* **WHAT YOU HAVE TO DO**: In the APT2 progress report, which library is now used directly to implement HTTP?
-- begin TEXT PROVIDED --
Blog of Julian Andres Klode

Debian Developer | Ubuntu Member | Fellow of FSFE | SPI contributing member

APT2 progress report for the 1st half of December

This week was successful. I have pushed some changes from November to the repository which change the license to LGPL-2.1+ (which makes bi-directional sharing of code with other projects easier, since most Vala code is under the same license) and implement HTTP using libsoup2.4 directly, instead of using GIO and GVFS for this. I also added a parser for the sources.list format which uses regular expressions to parse the file and is relatively fast. The code needs a current checkout of Vala’s git master to work correctly; as released versions had a bug which I noticed today and Jürg Billeter fixed in Vala 25 minutes later; thank you Jürg.
-- end TEXT PROVIDED --
-- begin EXTRACTED RECORDS --
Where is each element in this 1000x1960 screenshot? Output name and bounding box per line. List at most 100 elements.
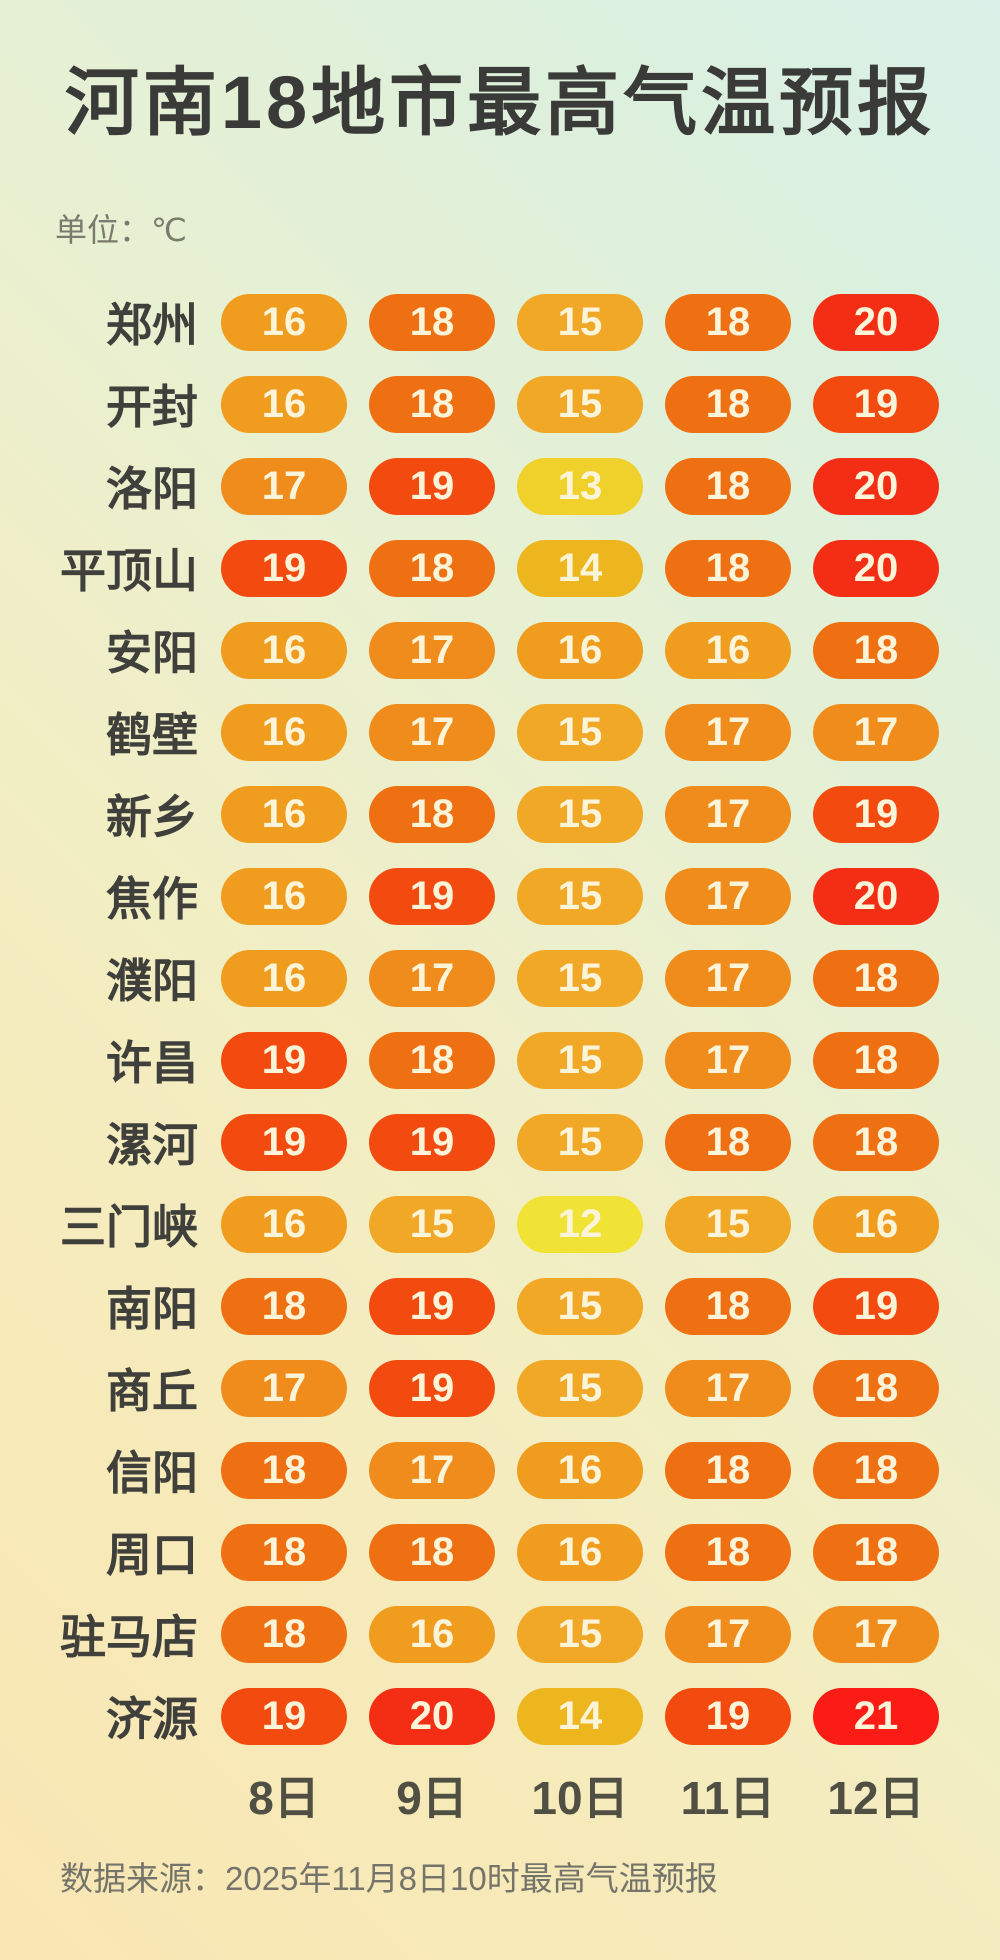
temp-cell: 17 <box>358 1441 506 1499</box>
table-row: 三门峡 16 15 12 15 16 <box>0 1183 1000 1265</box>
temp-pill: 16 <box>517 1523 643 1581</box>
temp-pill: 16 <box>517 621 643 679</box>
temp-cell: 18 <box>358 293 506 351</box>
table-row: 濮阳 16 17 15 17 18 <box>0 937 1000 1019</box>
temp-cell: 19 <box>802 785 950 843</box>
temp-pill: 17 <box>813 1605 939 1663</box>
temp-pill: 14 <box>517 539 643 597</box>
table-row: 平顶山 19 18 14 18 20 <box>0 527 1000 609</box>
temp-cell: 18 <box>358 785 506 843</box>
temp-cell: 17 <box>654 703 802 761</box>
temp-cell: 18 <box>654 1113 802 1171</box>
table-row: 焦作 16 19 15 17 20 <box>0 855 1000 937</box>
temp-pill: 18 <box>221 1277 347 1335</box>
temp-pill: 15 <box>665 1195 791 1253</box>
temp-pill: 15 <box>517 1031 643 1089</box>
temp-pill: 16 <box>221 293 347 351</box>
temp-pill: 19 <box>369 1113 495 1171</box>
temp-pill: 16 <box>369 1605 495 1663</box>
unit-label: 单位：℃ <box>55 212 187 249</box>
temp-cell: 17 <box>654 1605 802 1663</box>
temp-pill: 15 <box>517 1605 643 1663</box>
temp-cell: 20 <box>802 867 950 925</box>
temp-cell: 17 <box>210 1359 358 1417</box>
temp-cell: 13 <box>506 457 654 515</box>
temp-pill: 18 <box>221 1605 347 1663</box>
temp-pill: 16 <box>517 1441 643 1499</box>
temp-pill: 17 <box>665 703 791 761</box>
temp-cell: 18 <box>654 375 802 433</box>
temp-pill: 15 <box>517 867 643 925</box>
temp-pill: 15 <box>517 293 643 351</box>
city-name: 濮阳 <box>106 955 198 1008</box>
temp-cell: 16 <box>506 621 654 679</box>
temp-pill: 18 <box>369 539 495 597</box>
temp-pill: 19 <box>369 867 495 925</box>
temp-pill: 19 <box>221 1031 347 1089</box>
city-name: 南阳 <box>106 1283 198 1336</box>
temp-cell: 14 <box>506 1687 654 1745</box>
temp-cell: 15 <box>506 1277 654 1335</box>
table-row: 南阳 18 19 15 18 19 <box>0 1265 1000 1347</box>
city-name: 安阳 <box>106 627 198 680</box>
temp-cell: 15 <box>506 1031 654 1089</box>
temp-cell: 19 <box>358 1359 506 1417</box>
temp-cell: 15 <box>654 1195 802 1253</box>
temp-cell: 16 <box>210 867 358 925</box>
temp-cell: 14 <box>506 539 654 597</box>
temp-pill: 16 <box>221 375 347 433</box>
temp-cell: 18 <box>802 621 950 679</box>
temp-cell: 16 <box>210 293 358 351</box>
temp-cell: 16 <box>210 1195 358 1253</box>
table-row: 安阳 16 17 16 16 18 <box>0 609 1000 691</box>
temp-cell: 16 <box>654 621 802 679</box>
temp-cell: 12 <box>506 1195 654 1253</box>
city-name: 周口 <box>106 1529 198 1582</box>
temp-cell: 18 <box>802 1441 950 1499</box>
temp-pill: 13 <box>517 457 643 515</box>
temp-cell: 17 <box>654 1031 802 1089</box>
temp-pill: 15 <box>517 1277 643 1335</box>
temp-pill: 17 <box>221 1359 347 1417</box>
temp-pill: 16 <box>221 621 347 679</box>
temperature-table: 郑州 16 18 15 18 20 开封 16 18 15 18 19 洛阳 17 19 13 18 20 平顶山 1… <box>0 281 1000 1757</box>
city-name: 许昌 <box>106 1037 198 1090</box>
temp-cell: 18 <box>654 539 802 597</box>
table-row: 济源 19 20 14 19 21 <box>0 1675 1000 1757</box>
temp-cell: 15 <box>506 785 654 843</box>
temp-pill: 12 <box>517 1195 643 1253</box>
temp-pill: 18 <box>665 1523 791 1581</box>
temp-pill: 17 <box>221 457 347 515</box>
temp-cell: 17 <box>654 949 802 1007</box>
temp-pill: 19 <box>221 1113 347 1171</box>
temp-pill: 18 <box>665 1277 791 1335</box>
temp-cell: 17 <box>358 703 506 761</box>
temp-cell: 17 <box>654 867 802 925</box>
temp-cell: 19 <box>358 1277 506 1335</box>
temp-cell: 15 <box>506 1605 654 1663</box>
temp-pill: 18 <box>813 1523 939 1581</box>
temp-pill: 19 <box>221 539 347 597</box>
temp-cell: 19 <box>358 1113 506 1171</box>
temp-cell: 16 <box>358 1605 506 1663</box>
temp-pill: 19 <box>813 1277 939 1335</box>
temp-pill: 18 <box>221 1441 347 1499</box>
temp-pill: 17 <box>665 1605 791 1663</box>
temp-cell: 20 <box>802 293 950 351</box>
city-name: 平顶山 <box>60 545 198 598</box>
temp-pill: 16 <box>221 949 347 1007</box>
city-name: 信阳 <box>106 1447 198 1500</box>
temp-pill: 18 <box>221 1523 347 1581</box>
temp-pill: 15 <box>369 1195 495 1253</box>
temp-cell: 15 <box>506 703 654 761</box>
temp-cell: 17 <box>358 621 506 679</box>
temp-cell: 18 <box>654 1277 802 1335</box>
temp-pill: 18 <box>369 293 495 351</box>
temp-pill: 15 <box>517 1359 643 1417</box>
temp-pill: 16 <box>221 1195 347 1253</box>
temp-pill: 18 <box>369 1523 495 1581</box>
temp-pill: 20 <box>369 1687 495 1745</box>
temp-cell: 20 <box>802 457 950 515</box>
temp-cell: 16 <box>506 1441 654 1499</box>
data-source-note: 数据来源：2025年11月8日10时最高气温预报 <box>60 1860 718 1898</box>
-- end EXTRACTED RECORDS --
* **COMPLETED EXERCISE**: libsoup2.4